Supplied data:
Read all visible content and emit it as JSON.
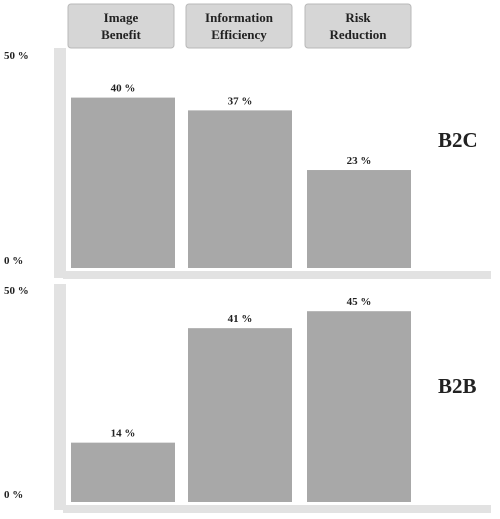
{
  "chart_data": {
    "type": "bar",
    "categories": [
      "Image\nBenefit",
      "Information\nEfficiency",
      "Risk\nReduction"
    ],
    "y_ticks": [
      "50 %",
      "0 %"
    ],
    "ylim": [
      0,
      50
    ],
    "value_suffix": " %",
    "panels": [
      {
        "label": "B2C",
        "values": [
          40,
          37,
          23
        ]
      },
      {
        "label": "B2B",
        "values": [
          14,
          41,
          45
        ]
      }
    ],
    "colors": {
      "bar": "#a8a8a8",
      "header": "#d6d6d6",
      "strip": "#e2e2e2"
    }
  }
}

Do this: Return all the entries word for word, but omit any pictures they contain.

Answer:
Read all visible content and emit it as JSON.
{
  "chart_data": {
    "type": "bar",
    "categories": [
      "Image\nBenefit",
      "Information\nEfficiency",
      "Risk\nReduction"
    ],
    "y_ticks": [
      "50 %",
      "0 %"
    ],
    "ylim": [
      0,
      50
    ],
    "value_suffix": " %",
    "panels": [
      {
        "label": "B2C",
        "values": [
          40,
          37,
          23
        ]
      },
      {
        "label": "B2B",
        "values": [
          14,
          41,
          45
        ]
      }
    ],
    "colors": {
      "bar": "#a8a8a8",
      "header": "#d6d6d6",
      "strip": "#e2e2e2"
    }
  }
}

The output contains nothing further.